-- THE EXERCISE --
Pick out all lines with the word "Sahara" from the records that follow.

-- RECORD LIST --
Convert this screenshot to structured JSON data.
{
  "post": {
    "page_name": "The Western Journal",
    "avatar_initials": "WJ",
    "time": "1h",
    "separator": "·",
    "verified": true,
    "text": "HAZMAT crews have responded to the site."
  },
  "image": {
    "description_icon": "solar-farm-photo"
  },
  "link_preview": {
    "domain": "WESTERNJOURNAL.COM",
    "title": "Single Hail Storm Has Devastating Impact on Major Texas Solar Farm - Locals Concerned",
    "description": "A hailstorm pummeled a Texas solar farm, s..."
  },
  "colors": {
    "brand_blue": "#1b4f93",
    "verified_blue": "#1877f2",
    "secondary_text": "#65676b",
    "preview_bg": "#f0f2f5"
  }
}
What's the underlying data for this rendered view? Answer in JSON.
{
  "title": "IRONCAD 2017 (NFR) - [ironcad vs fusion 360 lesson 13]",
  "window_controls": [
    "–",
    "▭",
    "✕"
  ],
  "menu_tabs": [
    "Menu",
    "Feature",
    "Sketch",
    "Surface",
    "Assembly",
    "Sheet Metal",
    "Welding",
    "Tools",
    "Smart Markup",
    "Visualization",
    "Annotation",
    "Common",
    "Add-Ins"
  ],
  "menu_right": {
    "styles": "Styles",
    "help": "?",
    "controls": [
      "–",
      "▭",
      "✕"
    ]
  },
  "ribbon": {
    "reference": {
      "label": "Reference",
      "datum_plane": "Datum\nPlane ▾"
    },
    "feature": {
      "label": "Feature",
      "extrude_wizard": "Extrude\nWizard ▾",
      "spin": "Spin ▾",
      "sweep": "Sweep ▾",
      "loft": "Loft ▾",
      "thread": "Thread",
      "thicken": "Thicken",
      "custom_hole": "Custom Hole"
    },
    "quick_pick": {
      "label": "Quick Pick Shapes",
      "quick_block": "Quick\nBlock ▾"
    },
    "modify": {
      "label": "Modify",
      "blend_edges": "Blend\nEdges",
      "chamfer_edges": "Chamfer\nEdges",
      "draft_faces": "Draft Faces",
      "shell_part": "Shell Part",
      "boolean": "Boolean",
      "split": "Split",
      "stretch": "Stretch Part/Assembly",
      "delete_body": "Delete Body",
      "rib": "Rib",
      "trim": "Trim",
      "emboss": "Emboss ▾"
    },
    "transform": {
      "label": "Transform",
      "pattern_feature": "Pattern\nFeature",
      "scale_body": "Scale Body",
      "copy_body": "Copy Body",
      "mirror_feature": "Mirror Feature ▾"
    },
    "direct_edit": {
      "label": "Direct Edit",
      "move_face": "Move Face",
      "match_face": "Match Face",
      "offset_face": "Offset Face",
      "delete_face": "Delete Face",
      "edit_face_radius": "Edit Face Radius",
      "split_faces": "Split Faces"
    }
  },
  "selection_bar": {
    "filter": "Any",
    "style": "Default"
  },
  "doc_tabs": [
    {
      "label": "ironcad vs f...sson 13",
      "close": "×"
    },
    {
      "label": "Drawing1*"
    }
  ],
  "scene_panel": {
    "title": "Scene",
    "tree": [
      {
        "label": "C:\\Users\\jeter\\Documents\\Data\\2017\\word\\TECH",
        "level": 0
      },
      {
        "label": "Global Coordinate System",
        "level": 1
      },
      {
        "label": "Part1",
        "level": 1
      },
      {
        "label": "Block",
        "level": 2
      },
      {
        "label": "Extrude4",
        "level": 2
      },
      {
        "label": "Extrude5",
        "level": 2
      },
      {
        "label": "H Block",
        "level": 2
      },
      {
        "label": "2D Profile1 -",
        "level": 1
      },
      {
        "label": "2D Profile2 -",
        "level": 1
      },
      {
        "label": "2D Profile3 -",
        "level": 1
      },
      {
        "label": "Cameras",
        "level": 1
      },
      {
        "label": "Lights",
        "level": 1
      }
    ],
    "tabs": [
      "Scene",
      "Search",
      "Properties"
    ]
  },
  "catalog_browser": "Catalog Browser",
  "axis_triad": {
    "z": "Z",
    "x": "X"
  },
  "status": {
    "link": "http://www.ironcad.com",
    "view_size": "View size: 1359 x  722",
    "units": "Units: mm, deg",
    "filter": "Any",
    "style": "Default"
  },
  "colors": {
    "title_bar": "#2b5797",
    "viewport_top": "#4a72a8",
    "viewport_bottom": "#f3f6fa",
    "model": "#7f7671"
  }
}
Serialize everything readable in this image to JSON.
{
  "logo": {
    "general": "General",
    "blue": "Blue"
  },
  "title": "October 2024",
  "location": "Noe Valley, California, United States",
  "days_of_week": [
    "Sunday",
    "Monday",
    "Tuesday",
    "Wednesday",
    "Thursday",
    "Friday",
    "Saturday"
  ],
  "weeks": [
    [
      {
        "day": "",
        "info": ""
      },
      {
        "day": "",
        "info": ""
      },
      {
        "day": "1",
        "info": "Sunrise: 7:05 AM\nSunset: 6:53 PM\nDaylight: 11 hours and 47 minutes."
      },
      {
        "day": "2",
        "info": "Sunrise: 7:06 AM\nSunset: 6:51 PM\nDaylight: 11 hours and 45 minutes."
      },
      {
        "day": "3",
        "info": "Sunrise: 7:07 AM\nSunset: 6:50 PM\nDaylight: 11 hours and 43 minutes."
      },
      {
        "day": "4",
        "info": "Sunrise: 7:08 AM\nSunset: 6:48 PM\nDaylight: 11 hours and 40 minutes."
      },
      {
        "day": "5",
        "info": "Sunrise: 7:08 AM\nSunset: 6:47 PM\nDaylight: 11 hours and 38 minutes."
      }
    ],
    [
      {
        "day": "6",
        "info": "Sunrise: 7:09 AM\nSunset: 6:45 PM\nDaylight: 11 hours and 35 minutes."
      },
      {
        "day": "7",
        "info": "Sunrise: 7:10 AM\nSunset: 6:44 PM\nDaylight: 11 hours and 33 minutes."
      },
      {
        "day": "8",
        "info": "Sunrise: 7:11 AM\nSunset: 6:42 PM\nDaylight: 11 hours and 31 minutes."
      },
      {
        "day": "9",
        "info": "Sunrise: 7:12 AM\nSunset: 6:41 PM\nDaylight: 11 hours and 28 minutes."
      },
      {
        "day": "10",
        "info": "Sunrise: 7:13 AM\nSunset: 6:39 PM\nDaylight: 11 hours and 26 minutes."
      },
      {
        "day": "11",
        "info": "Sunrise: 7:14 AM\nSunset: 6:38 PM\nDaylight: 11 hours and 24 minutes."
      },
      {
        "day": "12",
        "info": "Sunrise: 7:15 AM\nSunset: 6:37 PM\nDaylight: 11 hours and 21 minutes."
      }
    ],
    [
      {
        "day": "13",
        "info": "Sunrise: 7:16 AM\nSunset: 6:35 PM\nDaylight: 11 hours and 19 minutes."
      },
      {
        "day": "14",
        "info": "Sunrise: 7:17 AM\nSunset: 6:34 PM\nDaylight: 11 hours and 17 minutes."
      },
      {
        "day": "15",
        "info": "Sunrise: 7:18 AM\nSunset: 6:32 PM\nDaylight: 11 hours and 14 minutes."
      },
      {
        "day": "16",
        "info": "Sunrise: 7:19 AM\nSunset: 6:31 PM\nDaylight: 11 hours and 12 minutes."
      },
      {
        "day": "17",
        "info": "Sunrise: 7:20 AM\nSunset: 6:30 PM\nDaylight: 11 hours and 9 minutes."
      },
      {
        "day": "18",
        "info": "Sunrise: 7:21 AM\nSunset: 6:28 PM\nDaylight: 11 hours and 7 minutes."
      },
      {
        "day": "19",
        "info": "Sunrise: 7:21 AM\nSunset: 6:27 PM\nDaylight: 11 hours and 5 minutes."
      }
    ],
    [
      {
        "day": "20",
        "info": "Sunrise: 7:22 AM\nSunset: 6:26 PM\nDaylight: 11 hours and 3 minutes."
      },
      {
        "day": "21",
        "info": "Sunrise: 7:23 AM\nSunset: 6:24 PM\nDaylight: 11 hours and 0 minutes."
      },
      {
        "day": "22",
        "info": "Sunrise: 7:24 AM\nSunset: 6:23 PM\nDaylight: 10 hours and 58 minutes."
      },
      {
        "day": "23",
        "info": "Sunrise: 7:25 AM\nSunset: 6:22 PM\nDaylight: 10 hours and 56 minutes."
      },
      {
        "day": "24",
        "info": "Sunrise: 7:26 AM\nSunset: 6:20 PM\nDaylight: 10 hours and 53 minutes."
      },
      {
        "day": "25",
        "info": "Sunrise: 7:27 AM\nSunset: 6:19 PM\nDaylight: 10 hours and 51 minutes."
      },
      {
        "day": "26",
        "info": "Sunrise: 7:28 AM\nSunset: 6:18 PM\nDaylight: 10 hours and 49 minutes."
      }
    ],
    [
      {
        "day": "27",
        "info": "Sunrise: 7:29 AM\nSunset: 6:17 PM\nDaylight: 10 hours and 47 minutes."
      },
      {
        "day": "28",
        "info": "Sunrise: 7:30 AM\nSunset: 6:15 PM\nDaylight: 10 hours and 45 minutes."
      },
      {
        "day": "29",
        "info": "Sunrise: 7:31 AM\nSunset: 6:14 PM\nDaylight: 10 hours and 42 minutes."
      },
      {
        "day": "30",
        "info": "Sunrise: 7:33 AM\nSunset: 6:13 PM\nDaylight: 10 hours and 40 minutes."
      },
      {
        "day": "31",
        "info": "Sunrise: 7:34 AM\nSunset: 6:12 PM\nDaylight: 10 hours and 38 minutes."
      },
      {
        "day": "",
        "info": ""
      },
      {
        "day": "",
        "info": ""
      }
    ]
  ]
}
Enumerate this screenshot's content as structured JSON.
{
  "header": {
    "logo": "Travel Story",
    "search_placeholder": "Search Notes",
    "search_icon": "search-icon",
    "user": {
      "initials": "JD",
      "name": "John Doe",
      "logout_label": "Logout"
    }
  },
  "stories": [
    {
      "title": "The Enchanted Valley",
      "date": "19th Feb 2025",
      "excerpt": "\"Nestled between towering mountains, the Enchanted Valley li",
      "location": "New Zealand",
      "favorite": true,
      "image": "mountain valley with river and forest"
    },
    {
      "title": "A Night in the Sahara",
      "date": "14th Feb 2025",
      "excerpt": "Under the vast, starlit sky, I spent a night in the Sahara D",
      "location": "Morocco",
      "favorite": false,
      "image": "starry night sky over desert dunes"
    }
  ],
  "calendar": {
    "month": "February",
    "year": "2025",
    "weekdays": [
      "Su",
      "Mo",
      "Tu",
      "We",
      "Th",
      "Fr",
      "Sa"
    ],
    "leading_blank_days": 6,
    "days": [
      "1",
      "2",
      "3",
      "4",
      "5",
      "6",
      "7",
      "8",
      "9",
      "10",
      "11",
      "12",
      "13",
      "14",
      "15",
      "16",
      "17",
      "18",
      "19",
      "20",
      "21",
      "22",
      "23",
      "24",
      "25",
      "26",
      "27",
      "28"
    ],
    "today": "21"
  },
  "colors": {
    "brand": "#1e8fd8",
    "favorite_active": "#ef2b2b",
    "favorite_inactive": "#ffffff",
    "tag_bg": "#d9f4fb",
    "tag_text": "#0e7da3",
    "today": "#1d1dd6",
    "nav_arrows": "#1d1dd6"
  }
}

-- RESULT OF THIS TASK --
      "title": "A Night in the Sahara",
      "excerpt": "Under the vast, starlit sky, I spent a night in the Sahara D",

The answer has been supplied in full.